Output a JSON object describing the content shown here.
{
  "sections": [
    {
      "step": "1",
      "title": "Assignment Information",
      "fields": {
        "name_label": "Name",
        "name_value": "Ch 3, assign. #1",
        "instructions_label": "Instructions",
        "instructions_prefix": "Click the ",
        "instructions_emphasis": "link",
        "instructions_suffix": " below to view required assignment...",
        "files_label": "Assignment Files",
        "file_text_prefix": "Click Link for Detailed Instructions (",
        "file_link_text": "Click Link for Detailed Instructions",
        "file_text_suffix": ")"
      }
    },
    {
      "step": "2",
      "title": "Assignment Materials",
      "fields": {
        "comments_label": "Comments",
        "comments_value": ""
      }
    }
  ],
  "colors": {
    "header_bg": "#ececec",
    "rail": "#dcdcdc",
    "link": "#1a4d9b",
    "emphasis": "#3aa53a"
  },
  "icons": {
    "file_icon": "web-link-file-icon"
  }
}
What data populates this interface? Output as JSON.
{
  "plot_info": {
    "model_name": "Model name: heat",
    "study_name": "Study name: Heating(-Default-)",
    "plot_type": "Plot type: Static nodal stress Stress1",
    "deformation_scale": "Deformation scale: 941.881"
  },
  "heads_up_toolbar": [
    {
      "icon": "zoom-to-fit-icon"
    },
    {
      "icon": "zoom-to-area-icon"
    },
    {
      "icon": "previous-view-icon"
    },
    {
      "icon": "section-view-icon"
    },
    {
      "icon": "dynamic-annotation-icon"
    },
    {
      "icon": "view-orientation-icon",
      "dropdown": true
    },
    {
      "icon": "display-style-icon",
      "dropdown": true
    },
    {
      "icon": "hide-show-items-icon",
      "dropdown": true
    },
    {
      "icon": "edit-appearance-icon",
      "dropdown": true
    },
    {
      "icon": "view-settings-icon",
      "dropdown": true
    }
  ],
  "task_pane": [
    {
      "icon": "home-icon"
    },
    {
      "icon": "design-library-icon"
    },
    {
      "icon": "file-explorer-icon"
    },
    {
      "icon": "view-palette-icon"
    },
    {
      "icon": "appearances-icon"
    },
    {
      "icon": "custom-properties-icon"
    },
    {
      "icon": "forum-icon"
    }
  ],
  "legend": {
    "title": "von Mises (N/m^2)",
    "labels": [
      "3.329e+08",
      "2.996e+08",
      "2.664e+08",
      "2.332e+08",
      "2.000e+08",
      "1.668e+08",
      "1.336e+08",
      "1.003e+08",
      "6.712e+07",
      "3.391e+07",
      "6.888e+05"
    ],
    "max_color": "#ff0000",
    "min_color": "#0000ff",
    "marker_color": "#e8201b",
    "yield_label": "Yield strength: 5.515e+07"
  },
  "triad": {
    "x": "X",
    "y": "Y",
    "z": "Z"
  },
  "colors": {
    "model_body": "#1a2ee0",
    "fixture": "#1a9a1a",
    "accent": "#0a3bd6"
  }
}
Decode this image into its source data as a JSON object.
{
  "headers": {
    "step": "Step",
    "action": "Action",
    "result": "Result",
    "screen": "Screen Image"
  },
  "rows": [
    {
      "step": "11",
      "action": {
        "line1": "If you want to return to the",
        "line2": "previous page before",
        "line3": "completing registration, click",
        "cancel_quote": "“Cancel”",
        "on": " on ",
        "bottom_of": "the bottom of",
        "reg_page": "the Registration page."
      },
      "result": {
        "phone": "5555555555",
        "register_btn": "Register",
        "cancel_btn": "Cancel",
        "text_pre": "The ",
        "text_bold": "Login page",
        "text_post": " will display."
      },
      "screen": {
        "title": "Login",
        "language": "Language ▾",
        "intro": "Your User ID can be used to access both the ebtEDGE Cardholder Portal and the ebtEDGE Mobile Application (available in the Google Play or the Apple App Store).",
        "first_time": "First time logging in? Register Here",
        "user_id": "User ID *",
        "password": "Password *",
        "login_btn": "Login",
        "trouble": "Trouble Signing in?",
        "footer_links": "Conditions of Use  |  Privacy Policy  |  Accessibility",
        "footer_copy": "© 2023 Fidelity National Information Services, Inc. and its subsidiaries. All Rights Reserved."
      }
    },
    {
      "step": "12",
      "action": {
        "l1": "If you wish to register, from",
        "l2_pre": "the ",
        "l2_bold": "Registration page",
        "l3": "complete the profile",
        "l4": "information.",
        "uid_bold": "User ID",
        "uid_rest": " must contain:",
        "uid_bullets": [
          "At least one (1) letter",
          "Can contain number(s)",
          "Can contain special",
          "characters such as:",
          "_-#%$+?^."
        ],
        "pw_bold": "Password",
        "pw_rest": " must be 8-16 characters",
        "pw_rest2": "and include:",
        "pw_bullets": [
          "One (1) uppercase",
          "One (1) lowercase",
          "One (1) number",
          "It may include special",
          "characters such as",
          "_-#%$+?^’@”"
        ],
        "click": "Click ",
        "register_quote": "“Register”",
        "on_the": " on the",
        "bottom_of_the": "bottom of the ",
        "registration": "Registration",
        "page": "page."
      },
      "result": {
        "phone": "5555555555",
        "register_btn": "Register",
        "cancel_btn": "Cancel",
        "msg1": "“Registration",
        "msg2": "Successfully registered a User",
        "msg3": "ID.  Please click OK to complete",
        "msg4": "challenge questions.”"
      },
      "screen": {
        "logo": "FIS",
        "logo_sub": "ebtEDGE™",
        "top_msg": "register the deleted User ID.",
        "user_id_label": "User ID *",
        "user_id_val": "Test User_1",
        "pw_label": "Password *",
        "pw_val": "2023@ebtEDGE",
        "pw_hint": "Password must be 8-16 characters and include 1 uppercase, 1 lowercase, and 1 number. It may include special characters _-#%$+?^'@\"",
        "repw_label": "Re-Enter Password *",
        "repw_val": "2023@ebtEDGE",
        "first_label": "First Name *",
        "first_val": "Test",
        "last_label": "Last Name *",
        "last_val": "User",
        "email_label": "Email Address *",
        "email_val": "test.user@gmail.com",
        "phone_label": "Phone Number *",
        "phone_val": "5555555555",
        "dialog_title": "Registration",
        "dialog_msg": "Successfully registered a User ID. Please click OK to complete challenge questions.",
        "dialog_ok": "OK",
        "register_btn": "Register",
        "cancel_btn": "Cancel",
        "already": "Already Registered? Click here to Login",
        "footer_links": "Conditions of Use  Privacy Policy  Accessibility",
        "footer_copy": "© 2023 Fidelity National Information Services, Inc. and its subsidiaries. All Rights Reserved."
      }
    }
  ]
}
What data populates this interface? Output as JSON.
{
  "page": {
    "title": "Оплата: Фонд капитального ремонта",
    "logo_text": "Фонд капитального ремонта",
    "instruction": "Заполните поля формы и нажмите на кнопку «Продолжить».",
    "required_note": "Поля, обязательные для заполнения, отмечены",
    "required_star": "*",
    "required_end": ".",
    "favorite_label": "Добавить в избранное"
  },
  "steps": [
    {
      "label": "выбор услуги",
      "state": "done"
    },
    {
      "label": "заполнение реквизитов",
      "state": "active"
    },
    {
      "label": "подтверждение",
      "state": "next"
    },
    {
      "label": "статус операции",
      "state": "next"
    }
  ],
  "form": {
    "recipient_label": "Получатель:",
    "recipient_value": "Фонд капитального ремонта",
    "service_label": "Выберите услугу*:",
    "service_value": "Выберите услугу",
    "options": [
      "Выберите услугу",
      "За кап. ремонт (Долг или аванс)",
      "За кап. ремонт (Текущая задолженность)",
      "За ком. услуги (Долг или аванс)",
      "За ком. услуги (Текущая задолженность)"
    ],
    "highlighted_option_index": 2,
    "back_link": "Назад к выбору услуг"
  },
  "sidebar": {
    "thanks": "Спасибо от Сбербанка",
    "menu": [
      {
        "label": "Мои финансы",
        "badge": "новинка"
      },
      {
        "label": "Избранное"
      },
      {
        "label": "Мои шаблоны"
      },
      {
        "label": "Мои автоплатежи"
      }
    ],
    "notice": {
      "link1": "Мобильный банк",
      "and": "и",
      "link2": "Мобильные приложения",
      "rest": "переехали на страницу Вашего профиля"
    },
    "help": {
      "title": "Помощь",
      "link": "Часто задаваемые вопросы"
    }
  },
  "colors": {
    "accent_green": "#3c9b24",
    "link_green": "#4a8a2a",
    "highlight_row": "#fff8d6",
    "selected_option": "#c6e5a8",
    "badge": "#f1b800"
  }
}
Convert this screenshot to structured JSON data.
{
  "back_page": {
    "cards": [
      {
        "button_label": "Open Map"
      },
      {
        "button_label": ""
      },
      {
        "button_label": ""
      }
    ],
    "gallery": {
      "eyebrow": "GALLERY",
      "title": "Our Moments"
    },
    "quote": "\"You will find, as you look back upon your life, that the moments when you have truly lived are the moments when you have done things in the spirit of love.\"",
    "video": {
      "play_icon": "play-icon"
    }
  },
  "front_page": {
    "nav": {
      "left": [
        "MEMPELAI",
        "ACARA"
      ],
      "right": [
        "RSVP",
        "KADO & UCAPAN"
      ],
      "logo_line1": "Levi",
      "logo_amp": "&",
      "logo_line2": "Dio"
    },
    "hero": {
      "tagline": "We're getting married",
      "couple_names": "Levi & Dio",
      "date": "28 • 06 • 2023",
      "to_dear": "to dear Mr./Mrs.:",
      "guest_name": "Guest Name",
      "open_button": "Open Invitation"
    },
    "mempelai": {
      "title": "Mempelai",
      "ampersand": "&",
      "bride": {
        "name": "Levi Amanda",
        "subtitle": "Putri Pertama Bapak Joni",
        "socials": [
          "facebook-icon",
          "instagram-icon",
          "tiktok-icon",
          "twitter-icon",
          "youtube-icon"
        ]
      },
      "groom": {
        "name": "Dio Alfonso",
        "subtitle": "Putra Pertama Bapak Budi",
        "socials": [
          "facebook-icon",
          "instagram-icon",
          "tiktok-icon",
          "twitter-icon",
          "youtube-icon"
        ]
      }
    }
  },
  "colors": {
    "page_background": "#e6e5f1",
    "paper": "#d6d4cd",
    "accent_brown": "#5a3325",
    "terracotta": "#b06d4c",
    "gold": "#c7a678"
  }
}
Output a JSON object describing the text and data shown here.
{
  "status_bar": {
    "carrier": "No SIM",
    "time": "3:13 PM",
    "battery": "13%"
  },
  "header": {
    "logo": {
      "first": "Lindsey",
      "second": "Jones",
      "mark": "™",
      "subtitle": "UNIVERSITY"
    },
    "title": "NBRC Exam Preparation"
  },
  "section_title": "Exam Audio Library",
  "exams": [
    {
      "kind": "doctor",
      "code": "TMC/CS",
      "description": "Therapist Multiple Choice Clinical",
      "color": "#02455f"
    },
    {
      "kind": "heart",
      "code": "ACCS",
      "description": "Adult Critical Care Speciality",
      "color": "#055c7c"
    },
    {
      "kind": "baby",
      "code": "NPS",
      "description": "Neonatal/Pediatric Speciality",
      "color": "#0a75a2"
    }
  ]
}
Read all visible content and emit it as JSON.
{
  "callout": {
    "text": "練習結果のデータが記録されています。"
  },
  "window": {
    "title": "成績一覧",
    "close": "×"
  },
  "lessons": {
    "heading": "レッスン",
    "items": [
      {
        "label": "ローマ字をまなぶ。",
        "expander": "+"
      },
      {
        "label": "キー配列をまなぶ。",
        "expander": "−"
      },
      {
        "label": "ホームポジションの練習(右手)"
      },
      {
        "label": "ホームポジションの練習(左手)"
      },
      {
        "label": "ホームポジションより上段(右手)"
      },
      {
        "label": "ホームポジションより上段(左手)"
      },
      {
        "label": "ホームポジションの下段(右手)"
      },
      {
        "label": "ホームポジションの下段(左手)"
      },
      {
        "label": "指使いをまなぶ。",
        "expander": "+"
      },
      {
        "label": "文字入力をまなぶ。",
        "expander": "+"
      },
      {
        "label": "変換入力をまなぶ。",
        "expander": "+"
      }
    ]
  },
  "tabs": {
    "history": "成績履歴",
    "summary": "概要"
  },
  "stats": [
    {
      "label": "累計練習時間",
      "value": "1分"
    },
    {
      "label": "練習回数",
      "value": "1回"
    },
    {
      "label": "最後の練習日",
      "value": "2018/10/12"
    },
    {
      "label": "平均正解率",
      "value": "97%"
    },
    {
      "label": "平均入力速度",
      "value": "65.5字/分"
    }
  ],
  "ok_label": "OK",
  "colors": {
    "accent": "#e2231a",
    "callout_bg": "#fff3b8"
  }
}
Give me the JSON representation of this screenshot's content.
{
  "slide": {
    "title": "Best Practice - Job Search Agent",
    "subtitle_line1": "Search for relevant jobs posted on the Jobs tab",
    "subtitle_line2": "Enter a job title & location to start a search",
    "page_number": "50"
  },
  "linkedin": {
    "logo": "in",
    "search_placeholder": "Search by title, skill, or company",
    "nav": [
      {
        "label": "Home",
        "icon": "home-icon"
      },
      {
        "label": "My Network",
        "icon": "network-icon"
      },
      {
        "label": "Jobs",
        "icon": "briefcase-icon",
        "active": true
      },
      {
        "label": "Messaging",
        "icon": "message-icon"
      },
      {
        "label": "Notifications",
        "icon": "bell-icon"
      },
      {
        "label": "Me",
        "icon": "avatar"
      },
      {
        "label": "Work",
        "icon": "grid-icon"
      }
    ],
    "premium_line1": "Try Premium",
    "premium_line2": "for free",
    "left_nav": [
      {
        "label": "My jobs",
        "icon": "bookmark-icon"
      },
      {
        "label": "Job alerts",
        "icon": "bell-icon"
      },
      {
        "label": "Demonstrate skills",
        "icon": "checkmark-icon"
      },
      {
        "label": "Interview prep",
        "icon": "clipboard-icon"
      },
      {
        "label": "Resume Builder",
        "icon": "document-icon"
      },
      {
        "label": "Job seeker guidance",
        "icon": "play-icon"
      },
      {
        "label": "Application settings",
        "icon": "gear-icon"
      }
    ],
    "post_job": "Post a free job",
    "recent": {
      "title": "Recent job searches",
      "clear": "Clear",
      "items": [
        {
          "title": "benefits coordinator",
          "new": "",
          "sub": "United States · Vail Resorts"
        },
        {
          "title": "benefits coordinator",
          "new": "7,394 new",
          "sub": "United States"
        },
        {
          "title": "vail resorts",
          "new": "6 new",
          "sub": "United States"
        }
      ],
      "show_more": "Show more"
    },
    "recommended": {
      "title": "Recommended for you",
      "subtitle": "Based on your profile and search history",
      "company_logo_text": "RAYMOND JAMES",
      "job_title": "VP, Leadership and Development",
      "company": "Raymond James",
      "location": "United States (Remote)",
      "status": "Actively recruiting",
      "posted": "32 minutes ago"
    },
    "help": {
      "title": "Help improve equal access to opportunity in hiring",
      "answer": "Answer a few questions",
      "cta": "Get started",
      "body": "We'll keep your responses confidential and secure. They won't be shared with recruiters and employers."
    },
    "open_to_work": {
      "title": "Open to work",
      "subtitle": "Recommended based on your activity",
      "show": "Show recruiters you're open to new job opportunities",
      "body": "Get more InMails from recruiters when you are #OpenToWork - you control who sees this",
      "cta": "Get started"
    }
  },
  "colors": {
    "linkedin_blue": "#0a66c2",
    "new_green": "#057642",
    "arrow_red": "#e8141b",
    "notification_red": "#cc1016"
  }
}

PROBLEM TO WORK ON:
Identify lines with the string "zoom". Copy each one.

EXERCISE OUTPUT:
      "icon": "zoom-to-fit-icon"
      "icon": "zoom-to-area-icon"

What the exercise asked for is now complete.